## TASK STATEMENT:
Repeat the records below word for word, but start at the line that contains "Read all visible content and emit it as JSON.", stop after the last line, and include nothing else.

Records from a data collection
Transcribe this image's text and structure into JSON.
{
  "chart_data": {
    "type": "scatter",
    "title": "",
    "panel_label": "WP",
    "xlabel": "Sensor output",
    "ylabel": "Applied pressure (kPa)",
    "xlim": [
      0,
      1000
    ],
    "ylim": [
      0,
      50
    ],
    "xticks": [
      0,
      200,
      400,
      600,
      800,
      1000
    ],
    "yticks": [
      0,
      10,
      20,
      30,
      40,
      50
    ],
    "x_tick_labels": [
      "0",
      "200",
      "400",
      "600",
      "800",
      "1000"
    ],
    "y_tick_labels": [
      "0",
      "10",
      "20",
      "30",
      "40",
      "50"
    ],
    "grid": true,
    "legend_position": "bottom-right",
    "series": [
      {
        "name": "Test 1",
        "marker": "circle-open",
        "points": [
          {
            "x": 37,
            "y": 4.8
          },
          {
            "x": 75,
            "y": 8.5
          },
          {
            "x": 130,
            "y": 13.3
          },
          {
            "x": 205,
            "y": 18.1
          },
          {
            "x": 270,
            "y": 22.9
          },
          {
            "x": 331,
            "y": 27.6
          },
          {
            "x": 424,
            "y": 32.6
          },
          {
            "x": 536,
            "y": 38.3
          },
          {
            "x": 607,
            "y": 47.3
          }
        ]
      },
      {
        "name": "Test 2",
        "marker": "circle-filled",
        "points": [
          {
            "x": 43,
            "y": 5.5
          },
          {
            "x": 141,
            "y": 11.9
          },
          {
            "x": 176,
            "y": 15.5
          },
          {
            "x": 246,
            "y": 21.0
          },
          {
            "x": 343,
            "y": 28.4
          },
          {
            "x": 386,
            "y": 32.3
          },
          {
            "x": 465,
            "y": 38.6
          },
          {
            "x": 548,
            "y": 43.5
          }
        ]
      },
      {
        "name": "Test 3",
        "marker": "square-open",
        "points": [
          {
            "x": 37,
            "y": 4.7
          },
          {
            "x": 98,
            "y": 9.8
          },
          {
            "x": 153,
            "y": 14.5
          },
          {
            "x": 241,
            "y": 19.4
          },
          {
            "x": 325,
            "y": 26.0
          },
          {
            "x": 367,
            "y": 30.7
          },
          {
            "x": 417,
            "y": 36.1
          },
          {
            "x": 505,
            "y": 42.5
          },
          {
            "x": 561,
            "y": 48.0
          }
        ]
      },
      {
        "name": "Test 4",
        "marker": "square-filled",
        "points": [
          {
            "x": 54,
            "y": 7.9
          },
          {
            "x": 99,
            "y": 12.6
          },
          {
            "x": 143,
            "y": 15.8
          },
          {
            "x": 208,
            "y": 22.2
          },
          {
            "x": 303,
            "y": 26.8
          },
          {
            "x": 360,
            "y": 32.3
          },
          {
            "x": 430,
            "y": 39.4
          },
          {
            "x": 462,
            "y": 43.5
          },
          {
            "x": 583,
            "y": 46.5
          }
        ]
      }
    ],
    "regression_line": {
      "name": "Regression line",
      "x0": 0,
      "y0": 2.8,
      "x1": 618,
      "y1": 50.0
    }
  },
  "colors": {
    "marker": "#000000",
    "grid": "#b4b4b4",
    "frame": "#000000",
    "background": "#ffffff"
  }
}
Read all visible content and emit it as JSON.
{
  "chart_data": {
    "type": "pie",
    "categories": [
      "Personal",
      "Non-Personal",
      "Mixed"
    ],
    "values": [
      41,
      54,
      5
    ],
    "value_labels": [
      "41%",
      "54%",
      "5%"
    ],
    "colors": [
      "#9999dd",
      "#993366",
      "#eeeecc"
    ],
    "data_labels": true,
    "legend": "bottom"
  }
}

## RESPONSE TO THE TASK:
Read all visible content and emit it as JSON.
{
  "chart_data": {
    "type": "pie",
    "categories": [
      "Personal",
      "Non-Personal",
      "Mixed"
    ],
    "values": [
      41,
      54,
      5
    ],
    "value_labels": [
      "41%",
      "54%",
      "5%"
    ],
    "colors": [
      "#9999dd",
      "#993366",
      "#eeeecc"
    ],
    "data_labels": true,
    "legend": "bottom"
  }
}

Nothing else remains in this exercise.